[CHALLENGE]: Quote every line of the data below as it stands, omitting pictures.

[Dataset rows]:
---

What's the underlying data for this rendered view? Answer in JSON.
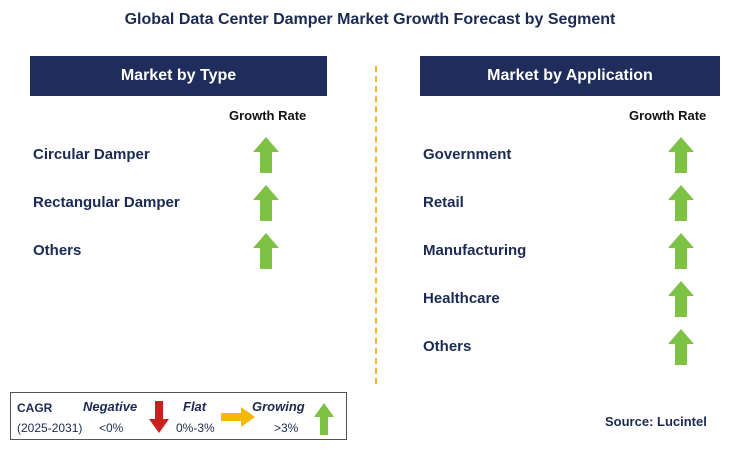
{
  "title": "Global Data Center Damper Market Growth Forecast by Segment",
  "left_panel": {
    "header": "Market by Type",
    "growth_label": "Growth Rate",
    "rows": [
      {
        "label": "Circular Damper",
        "trend": "growing"
      },
      {
        "label": "Rectangular Damper",
        "trend": "growing"
      },
      {
        "label": "Others",
        "trend": "growing"
      }
    ]
  },
  "right_panel": {
    "header": "Market by Application",
    "growth_label": "Growth Rate",
    "rows": [
      {
        "label": "Government",
        "trend": "growing"
      },
      {
        "label": "Retail",
        "trend": "growing"
      },
      {
        "label": "Manufacturing",
        "trend": "growing"
      },
      {
        "label": "Healthcare",
        "trend": "growing"
      },
      {
        "label": "Others",
        "trend": "growing"
      }
    ]
  },
  "legend": {
    "cagr_label": "CAGR",
    "period": "(2025-2031)",
    "negative": {
      "label": "Negative",
      "range": "<0%",
      "icon": "down-arrow-icon",
      "color": "#cc1f1f"
    },
    "flat": {
      "label": "Flat",
      "range": "0%-3%",
      "icon": "right-arrow-icon",
      "color": "#f5b800"
    },
    "growing": {
      "label": "Growing",
      "range": ">3%",
      "icon": "up-arrow-icon",
      "color": "#7dc242"
    }
  },
  "source": "Source: Lucintel",
  "colors": {
    "header_bg": "#1f2d5c",
    "text": "#1b2a52",
    "divider": "#f2b632",
    "growing_arrow": "#7dc242"
  }
}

---

[RESULT OF THE TASK]:
What's the underlying data for this rendered view? Answer in JSON.
{
  "title": "Global Data Center Damper Market Growth Forecast by Segment",
  "left_panel": {
    "header": "Market by Type",
    "growth_label": "Growth Rate",
    "rows": [
      {
        "label": "Circular Damper",
        "trend": "growing"
      },
      {
        "label": "Rectangular Damper",
        "trend": "growing"
      },
      {
        "label": "Others",
        "trend": "growing"
      }
    ]
  },
  "right_panel": {
    "header": "Market by Application",
    "growth_label": "Growth Rate",
    "rows": [
      {
        "label": "Government",
        "trend": "growing"
      },
      {
        "label": "Retail",
        "trend": "growing"
      },
      {
        "label": "Manufacturing",
        "trend": "growing"
      },
      {
        "label": "Healthcare",
        "trend": "growing"
      },
      {
        "label": "Others",
        "trend": "growing"
      }
    ]
  },
  "legend": {
    "cagr_label": "CAGR",
    "period": "(2025-2031)",
    "negative": {
      "label": "Negative",
      "range": "<0%",
      "icon": "down-arrow-icon",
      "color": "#cc1f1f"
    },
    "flat": {
      "label": "Flat",
      "range": "0%-3%",
      "icon": "right-arrow-icon",
      "color": "#f5b800"
    },
    "growing": {
      "label": "Growing",
      "range": ">3%",
      "icon": "up-arrow-icon",
      "color": "#7dc242"
    }
  },
  "source": "Source: Lucintel",
  "colors": {
    "header_bg": "#1f2d5c",
    "text": "#1b2a52",
    "divider": "#f2b632",
    "growing_arrow": "#7dc242"
  }
}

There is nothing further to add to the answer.